# GIVEN REQUEST
Reproduce the entire listing word for word.

-- start --

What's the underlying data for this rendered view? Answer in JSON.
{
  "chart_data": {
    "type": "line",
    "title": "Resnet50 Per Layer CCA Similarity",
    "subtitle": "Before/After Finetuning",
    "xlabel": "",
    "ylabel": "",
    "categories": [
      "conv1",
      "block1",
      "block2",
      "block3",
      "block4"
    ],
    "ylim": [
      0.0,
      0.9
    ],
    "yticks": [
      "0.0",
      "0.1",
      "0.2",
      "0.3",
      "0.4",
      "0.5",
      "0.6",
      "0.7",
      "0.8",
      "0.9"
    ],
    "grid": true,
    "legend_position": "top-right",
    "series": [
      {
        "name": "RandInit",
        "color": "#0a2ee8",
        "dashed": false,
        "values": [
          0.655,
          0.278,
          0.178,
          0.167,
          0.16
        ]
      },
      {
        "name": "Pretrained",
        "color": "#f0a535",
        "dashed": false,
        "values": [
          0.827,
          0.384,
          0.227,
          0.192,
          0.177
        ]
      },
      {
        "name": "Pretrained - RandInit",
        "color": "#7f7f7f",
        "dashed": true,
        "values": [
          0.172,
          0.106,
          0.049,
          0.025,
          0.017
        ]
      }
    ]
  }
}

-- end --

# FINISHED EXERCISE
What's the underlying data for this rendered view? Answer in JSON.
{
  "chart_data": {
    "type": "line",
    "title": "Resnet50 Per Layer CCA Similarity",
    "subtitle": "Before/After Finetuning",
    "xlabel": "",
    "ylabel": "",
    "categories": [
      "conv1",
      "block1",
      "block2",
      "block3",
      "block4"
    ],
    "ylim": [
      0.0,
      0.9
    ],
    "yticks": [
      "0.0",
      "0.1",
      "0.2",
      "0.3",
      "0.4",
      "0.5",
      "0.6",
      "0.7",
      "0.8",
      "0.9"
    ],
    "grid": true,
    "legend_position": "top-right",
    "series": [
      {
        "name": "RandInit",
        "color": "#0a2ee8",
        "dashed": false,
        "values": [
          0.655,
          0.278,
          0.178,
          0.167,
          0.16
        ]
      },
      {
        "name": "Pretrained",
        "color": "#f0a535",
        "dashed": false,
        "values": [
          0.827,
          0.384,
          0.227,
          0.192,
          0.177
        ]
      },
      {
        "name": "Pretrained - RandInit",
        "color": "#7f7f7f",
        "dashed": true,
        "values": [
          0.172,
          0.106,
          0.049,
          0.025,
          0.017
        ]
      }
    ]
  }
}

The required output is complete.